- WHAT TO PRODUCE -
In the copy, keep every record exact and leave out all images.
## Start RECORDS FOR THE EXERCISE
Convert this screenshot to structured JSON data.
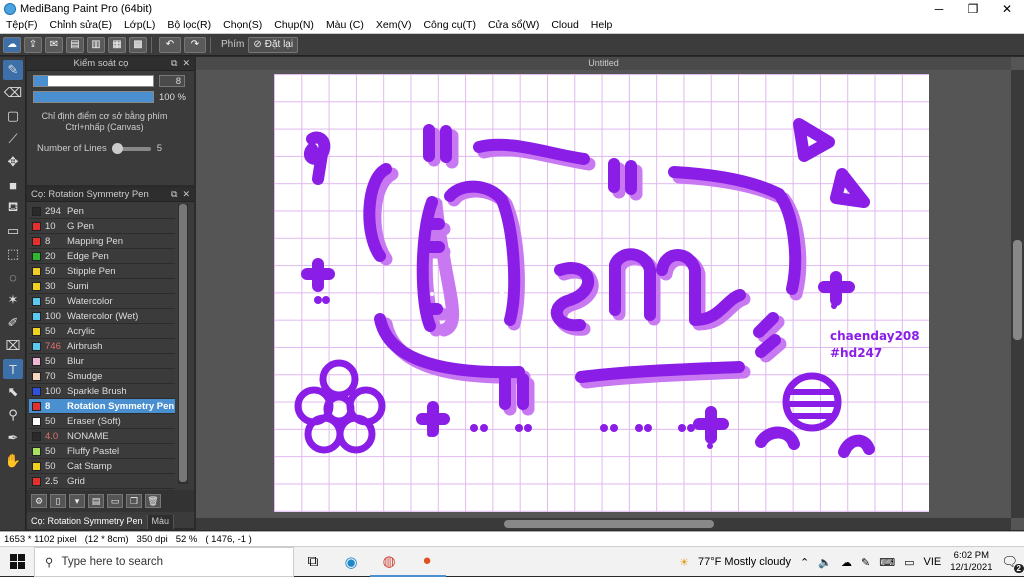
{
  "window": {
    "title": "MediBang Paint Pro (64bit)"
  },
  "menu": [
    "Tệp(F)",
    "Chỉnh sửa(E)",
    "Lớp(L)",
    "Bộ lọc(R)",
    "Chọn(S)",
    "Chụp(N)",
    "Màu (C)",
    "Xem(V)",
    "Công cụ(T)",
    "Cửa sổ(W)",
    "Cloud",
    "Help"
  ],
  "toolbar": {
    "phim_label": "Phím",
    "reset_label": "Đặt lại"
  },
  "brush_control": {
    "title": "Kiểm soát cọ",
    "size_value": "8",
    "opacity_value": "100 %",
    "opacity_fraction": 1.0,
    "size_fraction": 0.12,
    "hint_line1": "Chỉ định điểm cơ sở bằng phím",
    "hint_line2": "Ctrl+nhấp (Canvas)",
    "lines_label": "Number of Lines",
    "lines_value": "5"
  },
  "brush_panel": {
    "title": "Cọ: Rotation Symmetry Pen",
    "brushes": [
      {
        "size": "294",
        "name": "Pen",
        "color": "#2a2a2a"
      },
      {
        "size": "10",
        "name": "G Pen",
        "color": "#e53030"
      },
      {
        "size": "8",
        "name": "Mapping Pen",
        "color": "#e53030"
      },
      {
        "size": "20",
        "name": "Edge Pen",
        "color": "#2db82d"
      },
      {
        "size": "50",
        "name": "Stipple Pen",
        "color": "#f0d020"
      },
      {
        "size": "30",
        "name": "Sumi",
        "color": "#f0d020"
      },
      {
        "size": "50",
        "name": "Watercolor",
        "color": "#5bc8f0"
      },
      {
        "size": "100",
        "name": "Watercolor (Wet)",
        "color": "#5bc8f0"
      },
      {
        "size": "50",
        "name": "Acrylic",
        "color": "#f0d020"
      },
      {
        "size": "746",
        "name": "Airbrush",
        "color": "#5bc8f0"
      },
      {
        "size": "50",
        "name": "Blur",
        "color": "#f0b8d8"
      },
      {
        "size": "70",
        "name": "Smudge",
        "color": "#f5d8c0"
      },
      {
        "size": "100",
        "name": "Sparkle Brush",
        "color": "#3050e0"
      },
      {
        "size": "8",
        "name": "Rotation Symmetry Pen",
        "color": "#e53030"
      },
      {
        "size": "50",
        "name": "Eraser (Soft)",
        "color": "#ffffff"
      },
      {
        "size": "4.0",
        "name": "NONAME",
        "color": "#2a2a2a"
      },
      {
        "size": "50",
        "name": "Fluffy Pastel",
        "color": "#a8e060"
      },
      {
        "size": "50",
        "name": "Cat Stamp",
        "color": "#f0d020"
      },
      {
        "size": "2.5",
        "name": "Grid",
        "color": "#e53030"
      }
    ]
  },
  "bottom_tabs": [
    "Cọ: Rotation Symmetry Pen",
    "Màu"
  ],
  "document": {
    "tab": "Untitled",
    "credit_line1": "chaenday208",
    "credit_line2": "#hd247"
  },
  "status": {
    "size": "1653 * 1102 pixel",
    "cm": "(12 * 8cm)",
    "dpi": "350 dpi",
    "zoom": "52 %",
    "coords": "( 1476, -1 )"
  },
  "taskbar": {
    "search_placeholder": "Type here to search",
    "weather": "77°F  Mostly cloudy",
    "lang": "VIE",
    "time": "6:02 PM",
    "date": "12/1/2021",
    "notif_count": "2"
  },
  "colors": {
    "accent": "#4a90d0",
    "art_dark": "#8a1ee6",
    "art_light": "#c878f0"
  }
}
## End RECORDS FOR THE EXERCISE
- THE OUTPUT -
Convert this screenshot to structured JSON data.
{
  "window": {
    "title": "MediBang Paint Pro (64bit)"
  },
  "menu": [
    "Tệp(F)",
    "Chỉnh sửa(E)",
    "Lớp(L)",
    "Bộ lọc(R)",
    "Chọn(S)",
    "Chụp(N)",
    "Màu (C)",
    "Xem(V)",
    "Công cụ(T)",
    "Cửa sổ(W)",
    "Cloud",
    "Help"
  ],
  "toolbar": {
    "phim_label": "Phím",
    "reset_label": "Đặt lại"
  },
  "brush_control": {
    "title": "Kiểm soát cọ",
    "size_value": "8",
    "opacity_value": "100 %",
    "opacity_fraction": 1.0,
    "size_fraction": 0.12,
    "hint_line1": "Chỉ định điểm cơ sở bằng phím",
    "hint_line2": "Ctrl+nhấp (Canvas)",
    "lines_label": "Number of Lines",
    "lines_value": "5"
  },
  "brush_panel": {
    "title": "Cọ: Rotation Symmetry Pen",
    "brushes": [
      {
        "size": "294",
        "name": "Pen",
        "color": "#2a2a2a"
      },
      {
        "size": "10",
        "name": "G Pen",
        "color": "#e53030"
      },
      {
        "size": "8",
        "name": "Mapping Pen",
        "color": "#e53030"
      },
      {
        "size": "20",
        "name": "Edge Pen",
        "color": "#2db82d"
      },
      {
        "size": "50",
        "name": "Stipple Pen",
        "color": "#f0d020"
      },
      {
        "size": "30",
        "name": "Sumi",
        "color": "#f0d020"
      },
      {
        "size": "50",
        "name": "Watercolor",
        "color": "#5bc8f0"
      },
      {
        "size": "100",
        "name": "Watercolor (Wet)",
        "color": "#5bc8f0"
      },
      {
        "size": "50",
        "name": "Acrylic",
        "color": "#f0d020"
      },
      {
        "size": "746",
        "name": "Airbrush",
        "color": "#5bc8f0"
      },
      {
        "size": "50",
        "name": "Blur",
        "color": "#f0b8d8"
      },
      {
        "size": "70",
        "name": "Smudge",
        "color": "#f5d8c0"
      },
      {
        "size": "100",
        "name": "Sparkle Brush",
        "color": "#3050e0"
      },
      {
        "size": "8",
        "name": "Rotation Symmetry Pen",
        "color": "#e53030"
      },
      {
        "size": "50",
        "name": "Eraser (Soft)",
        "color": "#ffffff"
      },
      {
        "size": "4.0",
        "name": "NONAME",
        "color": "#2a2a2a"
      },
      {
        "size": "50",
        "name": "Fluffy Pastel",
        "color": "#a8e060"
      },
      {
        "size": "50",
        "name": "Cat Stamp",
        "color": "#f0d020"
      },
      {
        "size": "2.5",
        "name": "Grid",
        "color": "#e53030"
      }
    ]
  },
  "bottom_tabs": [
    "Cọ: Rotation Symmetry Pen",
    "Màu"
  ],
  "document": {
    "tab": "Untitled",
    "credit_line1": "chaenday208",
    "credit_line2": "#hd247"
  },
  "status": {
    "size": "1653 * 1102 pixel",
    "cm": "(12 * 8cm)",
    "dpi": "350 dpi",
    "zoom": "52 %",
    "coords": "( 1476, -1 )"
  },
  "taskbar": {
    "search_placeholder": "Type here to search",
    "weather": "77°F  Mostly cloudy",
    "lang": "VIE",
    "time": "6:02 PM",
    "date": "12/1/2021",
    "notif_count": "2"
  },
  "colors": {
    "accent": "#4a90d0",
    "art_dark": "#8a1ee6",
    "art_light": "#c878f0"
  }
}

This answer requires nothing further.